● **Task directions**
Pick out every line in the data below that holds "Role".

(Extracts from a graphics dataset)

— BEGIN —

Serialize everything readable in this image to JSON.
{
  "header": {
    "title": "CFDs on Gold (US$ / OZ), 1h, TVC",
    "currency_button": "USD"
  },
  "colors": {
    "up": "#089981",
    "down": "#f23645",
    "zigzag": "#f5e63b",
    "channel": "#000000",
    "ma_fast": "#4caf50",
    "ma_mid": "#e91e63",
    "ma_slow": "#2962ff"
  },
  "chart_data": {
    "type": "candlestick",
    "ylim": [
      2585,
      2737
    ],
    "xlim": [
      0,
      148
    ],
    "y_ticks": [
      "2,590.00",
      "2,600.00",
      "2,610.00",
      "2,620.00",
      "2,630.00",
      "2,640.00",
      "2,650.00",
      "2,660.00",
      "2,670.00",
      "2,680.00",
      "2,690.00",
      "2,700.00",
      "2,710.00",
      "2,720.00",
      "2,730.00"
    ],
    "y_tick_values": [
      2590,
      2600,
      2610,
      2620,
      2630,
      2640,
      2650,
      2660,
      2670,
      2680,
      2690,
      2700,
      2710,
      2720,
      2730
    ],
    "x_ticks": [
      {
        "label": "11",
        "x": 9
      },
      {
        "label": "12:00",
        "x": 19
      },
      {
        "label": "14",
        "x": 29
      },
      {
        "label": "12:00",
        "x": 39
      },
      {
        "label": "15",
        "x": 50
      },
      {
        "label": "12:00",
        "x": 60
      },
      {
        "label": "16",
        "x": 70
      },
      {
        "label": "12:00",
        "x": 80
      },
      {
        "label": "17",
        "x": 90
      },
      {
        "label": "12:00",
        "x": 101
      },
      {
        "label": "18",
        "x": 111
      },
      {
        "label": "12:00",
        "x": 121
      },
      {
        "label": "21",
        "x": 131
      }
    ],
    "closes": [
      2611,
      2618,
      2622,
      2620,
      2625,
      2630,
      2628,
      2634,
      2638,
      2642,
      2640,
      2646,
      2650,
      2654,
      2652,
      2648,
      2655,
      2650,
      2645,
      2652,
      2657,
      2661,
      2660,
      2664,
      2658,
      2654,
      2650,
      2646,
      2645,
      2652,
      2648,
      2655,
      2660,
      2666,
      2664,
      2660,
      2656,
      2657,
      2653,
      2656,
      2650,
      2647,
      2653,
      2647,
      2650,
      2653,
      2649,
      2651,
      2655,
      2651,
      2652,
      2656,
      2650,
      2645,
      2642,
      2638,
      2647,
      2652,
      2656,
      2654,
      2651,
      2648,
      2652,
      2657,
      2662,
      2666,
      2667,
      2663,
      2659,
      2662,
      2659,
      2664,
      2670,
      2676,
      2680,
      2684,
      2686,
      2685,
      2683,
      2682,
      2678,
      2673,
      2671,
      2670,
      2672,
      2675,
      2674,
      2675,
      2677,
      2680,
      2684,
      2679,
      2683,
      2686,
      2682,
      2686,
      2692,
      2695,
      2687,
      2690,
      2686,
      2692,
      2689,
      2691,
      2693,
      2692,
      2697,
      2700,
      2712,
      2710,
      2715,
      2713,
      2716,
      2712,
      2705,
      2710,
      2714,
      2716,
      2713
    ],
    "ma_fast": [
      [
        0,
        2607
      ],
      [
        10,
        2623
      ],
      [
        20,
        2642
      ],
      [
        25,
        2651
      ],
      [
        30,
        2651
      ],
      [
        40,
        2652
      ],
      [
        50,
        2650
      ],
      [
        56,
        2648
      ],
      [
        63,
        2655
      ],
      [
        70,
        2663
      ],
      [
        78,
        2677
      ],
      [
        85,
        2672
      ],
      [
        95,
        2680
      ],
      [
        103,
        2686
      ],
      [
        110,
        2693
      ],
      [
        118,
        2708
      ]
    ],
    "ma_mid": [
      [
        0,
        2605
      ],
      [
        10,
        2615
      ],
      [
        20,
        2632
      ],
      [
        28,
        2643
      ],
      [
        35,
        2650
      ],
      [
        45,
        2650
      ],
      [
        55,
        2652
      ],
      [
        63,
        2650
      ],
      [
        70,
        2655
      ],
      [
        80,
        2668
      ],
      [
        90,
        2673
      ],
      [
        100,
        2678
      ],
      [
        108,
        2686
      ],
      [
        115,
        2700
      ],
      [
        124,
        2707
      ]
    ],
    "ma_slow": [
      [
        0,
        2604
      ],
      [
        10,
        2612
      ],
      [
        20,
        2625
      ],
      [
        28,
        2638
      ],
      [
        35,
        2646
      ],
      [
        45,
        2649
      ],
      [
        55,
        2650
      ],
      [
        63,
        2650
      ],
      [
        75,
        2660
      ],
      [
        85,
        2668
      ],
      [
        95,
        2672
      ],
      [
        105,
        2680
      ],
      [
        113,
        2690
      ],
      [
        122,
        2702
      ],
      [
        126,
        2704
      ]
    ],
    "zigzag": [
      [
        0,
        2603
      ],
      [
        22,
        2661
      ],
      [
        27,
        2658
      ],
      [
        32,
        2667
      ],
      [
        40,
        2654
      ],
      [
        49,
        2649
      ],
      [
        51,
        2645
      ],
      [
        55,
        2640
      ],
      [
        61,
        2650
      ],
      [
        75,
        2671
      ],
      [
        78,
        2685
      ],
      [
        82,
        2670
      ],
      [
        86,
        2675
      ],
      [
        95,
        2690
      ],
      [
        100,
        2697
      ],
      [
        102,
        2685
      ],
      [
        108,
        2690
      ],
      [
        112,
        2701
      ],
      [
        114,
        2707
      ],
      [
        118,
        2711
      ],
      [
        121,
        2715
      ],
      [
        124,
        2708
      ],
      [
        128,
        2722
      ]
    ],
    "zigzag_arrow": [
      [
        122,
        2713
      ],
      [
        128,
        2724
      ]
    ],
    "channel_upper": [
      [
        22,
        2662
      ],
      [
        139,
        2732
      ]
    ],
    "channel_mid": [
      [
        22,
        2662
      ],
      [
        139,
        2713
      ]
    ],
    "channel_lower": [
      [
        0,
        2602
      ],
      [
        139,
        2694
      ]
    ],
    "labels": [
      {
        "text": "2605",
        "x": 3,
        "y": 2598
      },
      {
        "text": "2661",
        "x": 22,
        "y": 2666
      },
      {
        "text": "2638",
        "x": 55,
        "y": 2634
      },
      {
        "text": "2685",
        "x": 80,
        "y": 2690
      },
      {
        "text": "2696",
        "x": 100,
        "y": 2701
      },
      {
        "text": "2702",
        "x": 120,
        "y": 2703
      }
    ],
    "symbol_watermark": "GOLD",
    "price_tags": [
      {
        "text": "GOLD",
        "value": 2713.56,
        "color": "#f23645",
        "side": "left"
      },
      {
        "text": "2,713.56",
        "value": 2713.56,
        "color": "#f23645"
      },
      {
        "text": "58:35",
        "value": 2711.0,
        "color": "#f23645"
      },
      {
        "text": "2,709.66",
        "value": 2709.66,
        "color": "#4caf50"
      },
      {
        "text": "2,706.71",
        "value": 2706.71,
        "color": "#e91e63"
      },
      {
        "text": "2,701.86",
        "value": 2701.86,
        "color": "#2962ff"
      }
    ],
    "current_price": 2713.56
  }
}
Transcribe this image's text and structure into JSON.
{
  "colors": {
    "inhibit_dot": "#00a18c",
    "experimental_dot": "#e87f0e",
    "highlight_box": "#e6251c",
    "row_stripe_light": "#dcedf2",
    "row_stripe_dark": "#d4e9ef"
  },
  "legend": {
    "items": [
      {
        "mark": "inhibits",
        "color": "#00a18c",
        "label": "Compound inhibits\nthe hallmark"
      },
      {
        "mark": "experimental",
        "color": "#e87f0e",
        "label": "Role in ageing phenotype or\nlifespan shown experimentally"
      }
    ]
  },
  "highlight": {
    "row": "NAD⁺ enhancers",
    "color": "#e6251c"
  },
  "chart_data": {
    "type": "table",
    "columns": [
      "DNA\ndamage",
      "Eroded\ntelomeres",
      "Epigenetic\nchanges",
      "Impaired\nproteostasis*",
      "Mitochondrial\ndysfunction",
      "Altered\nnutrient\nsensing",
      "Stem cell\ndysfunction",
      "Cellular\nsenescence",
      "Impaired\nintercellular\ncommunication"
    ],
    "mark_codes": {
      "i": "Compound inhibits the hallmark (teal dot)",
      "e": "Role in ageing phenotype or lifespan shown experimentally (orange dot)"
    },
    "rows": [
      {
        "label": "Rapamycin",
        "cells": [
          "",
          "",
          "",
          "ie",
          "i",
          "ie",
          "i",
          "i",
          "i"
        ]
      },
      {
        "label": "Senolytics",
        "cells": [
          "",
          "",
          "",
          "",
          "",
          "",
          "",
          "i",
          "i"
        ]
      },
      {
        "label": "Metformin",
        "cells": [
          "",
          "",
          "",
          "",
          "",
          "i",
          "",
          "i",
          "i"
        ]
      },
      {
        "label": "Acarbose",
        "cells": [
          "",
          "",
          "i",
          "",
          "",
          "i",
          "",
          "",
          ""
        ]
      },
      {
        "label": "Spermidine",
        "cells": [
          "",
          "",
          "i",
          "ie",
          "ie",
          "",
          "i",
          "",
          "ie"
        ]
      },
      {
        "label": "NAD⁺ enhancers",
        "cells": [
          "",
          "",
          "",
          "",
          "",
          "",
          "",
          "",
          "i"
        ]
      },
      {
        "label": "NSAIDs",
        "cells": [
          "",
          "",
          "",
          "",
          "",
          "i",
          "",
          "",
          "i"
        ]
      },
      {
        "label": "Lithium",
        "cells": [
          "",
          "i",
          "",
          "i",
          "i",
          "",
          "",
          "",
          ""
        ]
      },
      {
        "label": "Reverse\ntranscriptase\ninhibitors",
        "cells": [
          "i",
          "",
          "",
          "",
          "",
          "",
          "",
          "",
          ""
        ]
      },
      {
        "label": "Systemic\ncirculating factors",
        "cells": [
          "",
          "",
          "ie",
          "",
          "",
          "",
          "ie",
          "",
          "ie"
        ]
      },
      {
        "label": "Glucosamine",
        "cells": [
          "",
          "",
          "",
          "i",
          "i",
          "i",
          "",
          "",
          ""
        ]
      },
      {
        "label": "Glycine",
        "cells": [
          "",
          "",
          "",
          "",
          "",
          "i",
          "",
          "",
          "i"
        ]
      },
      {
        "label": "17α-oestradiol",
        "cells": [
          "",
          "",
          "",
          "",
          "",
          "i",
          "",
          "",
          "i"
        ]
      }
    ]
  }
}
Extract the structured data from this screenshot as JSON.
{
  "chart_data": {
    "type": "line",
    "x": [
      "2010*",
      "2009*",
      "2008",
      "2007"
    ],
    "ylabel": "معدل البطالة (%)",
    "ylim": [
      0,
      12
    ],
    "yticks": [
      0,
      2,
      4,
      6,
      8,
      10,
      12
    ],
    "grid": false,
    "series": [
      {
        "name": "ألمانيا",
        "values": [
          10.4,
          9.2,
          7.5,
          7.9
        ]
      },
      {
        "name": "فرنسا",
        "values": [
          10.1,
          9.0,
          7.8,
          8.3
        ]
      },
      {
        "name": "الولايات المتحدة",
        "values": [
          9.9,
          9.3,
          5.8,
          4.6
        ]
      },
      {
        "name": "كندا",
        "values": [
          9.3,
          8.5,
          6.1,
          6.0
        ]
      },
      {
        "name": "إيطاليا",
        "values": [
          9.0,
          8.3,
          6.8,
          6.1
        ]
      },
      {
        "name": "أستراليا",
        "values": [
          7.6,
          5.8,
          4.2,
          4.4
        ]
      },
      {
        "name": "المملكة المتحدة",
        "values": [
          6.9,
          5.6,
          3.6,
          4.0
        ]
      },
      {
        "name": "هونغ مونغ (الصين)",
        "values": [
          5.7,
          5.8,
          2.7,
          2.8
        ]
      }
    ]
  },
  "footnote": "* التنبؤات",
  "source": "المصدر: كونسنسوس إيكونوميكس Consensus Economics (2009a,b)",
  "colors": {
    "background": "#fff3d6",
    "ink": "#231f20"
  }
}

— END —

● **Reply**
        "label": "Role in ageing phenotype or\nlifespan shown experimentally"
      "e": "Role in ageing phenotype or lifespan shown experimentally (orange dot)"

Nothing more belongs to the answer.